● TASK DIRECTIONS
Copy each line exactly. Leave nothing out.
____ MATERIAL
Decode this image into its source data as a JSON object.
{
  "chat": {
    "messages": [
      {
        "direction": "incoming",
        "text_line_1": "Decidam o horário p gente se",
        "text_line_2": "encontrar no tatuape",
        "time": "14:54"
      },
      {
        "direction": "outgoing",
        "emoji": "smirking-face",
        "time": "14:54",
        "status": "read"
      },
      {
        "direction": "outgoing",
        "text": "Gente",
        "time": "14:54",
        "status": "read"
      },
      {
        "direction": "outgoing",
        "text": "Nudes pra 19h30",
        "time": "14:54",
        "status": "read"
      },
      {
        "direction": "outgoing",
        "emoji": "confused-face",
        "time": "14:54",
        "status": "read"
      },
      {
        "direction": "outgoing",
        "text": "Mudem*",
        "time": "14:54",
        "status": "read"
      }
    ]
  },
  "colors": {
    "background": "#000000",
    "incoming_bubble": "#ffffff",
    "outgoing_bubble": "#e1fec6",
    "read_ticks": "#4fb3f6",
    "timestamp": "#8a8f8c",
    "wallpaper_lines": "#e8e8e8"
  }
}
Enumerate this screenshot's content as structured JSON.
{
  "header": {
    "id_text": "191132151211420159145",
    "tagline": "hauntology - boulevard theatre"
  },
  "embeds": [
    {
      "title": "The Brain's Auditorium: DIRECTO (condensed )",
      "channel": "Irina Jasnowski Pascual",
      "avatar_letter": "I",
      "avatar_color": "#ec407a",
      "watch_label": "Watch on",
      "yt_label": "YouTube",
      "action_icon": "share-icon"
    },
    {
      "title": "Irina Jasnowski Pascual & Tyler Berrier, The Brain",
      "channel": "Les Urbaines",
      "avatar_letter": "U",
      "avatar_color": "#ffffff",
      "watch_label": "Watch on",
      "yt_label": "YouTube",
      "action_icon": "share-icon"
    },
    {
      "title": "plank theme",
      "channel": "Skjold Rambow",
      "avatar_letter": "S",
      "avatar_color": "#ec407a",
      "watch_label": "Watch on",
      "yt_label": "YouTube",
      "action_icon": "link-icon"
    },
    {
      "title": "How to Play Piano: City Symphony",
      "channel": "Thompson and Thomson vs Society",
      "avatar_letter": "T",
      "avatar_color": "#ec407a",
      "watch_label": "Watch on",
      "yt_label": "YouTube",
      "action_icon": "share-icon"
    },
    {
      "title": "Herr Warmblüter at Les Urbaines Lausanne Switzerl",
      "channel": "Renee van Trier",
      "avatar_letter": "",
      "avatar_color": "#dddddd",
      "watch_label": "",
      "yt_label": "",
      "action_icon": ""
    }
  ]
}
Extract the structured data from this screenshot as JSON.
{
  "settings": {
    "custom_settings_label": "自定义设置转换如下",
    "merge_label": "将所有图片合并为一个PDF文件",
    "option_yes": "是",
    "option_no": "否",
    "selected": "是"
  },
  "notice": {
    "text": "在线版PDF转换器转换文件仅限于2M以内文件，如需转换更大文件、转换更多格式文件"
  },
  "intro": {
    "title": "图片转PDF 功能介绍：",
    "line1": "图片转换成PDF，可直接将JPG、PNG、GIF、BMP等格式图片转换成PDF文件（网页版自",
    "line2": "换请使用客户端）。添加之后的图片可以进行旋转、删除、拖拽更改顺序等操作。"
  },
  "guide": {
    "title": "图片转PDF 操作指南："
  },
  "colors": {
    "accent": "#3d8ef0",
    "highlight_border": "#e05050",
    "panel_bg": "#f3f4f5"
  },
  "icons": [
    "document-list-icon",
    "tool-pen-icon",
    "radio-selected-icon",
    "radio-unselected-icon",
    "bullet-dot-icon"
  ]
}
________
● SOLVED EXERCISE
Decode this image into its source data as a JSON object.
{
  "chat": {
    "messages": [
      {
        "direction": "incoming",
        "text_line_1": "Decidam o horário p gente se",
        "text_line_2": "encontrar no tatuape",
        "time": "14:54"
      },
      {
        "direction": "outgoing",
        "emoji": "smirking-face",
        "time": "14:54",
        "status": "read"
      },
      {
        "direction": "outgoing",
        "text": "Gente",
        "time": "14:54",
        "status": "read"
      },
      {
        "direction": "outgoing",
        "text": "Nudes pra 19h30",
        "time": "14:54",
        "status": "read"
      },
      {
        "direction": "outgoing",
        "emoji": "confused-face",
        "time": "14:54",
        "status": "read"
      },
      {
        "direction": "outgoing",
        "text": "Mudem*",
        "time": "14:54",
        "status": "read"
      }
    ]
  },
  "colors": {
    "background": "#000000",
    "incoming_bubble": "#ffffff",
    "outgoing_bubble": "#e1fec6",
    "read_ticks": "#4fb3f6",
    "timestamp": "#8a8f8c",
    "wallpaper_lines": "#e8e8e8"
  }
}
Enumerate this screenshot's content as structured JSON.
{
  "header": {
    "id_text": "191132151211420159145",
    "tagline": "hauntology - boulevard theatre"
  },
  "embeds": [
    {
      "title": "The Brain's Auditorium: DIRECTO (condensed )",
      "channel": "Irina Jasnowski Pascual",
      "avatar_letter": "I",
      "avatar_color": "#ec407a",
      "watch_label": "Watch on",
      "yt_label": "YouTube",
      "action_icon": "share-icon"
    },
    {
      "title": "Irina Jasnowski Pascual & Tyler Berrier, The Brain",
      "channel": "Les Urbaines",
      "avatar_letter": "U",
      "avatar_color": "#ffffff",
      "watch_label": "Watch on",
      "yt_label": "YouTube",
      "action_icon": "share-icon"
    },
    {
      "title": "plank theme",
      "channel": "Skjold Rambow",
      "avatar_letter": "S",
      "avatar_color": "#ec407a",
      "watch_label": "Watch on",
      "yt_label": "YouTube",
      "action_icon": "link-icon"
    },
    {
      "title": "How to Play Piano: City Symphony",
      "channel": "Thompson and Thomson vs Society",
      "avatar_letter": "T",
      "avatar_color": "#ec407a",
      "watch_label": "Watch on",
      "yt_label": "YouTube",
      "action_icon": "share-icon"
    },
    {
      "title": "Herr Warmblüter at Les Urbaines Lausanne Switzerl",
      "channel": "Renee van Trier",
      "avatar_letter": "",
      "avatar_color": "#dddddd",
      "watch_label": "",
      "yt_label": "",
      "action_icon": ""
    }
  ]
}
Extract the structured data from this screenshot as JSON.
{
  "settings": {
    "custom_settings_label": "自定义设置转换如下",
    "merge_label": "将所有图片合并为一个PDF文件",
    "option_yes": "是",
    "option_no": "否",
    "selected": "是"
  },
  "notice": {
    "text": "在线版PDF转换器转换文件仅限于2M以内文件，如需转换更大文件、转换更多格式文件"
  },
  "intro": {
    "title": "图片转PDF 功能介绍：",
    "line1": "图片转换成PDF，可直接将JPG、PNG、GIF、BMP等格式图片转换成PDF文件（网页版自",
    "line2": "换请使用客户端）。添加之后的图片可以进行旋转、删除、拖拽更改顺序等操作。"
  },
  "guide": {
    "title": "图片转PDF 操作指南："
  },
  "colors": {
    "accent": "#3d8ef0",
    "highlight_border": "#e05050",
    "panel_bg": "#f3f4f5"
  },
  "icons": [
    "document-list-icon",
    "tool-pen-icon",
    "radio-selected-icon",
    "radio-unselected-icon",
    "bullet-dot-icon"
  ]
}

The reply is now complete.